[Records from a dataset]
-- begin --

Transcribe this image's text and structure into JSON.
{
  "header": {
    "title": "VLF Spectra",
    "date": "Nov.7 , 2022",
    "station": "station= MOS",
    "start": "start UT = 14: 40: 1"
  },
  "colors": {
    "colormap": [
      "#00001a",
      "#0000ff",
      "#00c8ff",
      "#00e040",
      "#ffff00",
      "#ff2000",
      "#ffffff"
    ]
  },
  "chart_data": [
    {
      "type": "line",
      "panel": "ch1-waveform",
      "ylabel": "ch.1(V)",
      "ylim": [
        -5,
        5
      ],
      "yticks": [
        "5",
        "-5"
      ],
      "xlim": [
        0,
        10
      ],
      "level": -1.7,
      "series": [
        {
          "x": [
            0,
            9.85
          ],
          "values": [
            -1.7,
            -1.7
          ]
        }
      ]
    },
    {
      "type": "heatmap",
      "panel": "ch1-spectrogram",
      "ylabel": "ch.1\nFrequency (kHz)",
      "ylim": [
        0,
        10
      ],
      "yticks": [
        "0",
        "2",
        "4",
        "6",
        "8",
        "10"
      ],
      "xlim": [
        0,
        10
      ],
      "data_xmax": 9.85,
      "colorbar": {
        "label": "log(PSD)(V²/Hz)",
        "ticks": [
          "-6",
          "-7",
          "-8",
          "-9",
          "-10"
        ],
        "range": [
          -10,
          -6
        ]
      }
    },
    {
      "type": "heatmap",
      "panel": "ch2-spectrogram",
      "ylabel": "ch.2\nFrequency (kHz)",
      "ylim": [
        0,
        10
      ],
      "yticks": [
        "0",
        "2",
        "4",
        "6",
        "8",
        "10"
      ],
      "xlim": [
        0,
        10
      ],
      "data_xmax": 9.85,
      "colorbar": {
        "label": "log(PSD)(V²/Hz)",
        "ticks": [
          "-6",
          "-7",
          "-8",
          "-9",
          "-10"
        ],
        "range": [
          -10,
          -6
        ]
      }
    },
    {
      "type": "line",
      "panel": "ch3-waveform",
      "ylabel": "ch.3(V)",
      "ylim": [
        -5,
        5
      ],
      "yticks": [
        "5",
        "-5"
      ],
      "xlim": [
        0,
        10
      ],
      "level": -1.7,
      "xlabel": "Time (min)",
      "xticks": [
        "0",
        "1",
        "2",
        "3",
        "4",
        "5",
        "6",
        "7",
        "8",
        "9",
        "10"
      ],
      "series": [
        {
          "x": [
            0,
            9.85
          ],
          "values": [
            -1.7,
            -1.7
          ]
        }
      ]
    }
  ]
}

-- end --

Exercise details
Copy the material above verbatim.

Response
Transcribe this image's text and structure into JSON.
{
  "header": {
    "title": "VLF Spectra",
    "date": "Nov.7 , 2022",
    "station": "station= MOS",
    "start": "start UT = 14: 40: 1"
  },
  "colors": {
    "colormap": [
      "#00001a",
      "#0000ff",
      "#00c8ff",
      "#00e040",
      "#ffff00",
      "#ff2000",
      "#ffffff"
    ]
  },
  "chart_data": [
    {
      "type": "line",
      "panel": "ch1-waveform",
      "ylabel": "ch.1(V)",
      "ylim": [
        -5,
        5
      ],
      "yticks": [
        "5",
        "-5"
      ],
      "xlim": [
        0,
        10
      ],
      "level": -1.7,
      "series": [
        {
          "x": [
            0,
            9.85
          ],
          "values": [
            -1.7,
            -1.7
          ]
        }
      ]
    },
    {
      "type": "heatmap",
      "panel": "ch1-spectrogram",
      "ylabel": "ch.1\nFrequency (kHz)",
      "ylim": [
        0,
        10
      ],
      "yticks": [
        "0",
        "2",
        "4",
        "6",
        "8",
        "10"
      ],
      "xlim": [
        0,
        10
      ],
      "data_xmax": 9.85,
      "colorbar": {
        "label": "log(PSD)(V²/Hz)",
        "ticks": [
          "-6",
          "-7",
          "-8",
          "-9",
          "-10"
        ],
        "range": [
          -10,
          -6
        ]
      }
    },
    {
      "type": "heatmap",
      "panel": "ch2-spectrogram",
      "ylabel": "ch.2\nFrequency (kHz)",
      "ylim": [
        0,
        10
      ],
      "yticks": [
        "0",
        "2",
        "4",
        "6",
        "8",
        "10"
      ],
      "xlim": [
        0,
        10
      ],
      "data_xmax": 9.85,
      "colorbar": {
        "label": "log(PSD)(V²/Hz)",
        "ticks": [
          "-6",
          "-7",
          "-8",
          "-9",
          "-10"
        ],
        "range": [
          -10,
          -6
        ]
      }
    },
    {
      "type": "line",
      "panel": "ch3-waveform",
      "ylabel": "ch.3(V)",
      "ylim": [
        -5,
        5
      ],
      "yticks": [
        "5",
        "-5"
      ],
      "xlim": [
        0,
        10
      ],
      "level": -1.7,
      "xlabel": "Time (min)",
      "xticks": [
        "0",
        "1",
        "2",
        "3",
        "4",
        "5",
        "6",
        "7",
        "8",
        "9",
        "10"
      ],
      "series": [
        {
          "x": [
            0,
            9.85
          ],
          "values": [
            -1.7,
            -1.7
          ]
        }
      ]
    }
  ]
}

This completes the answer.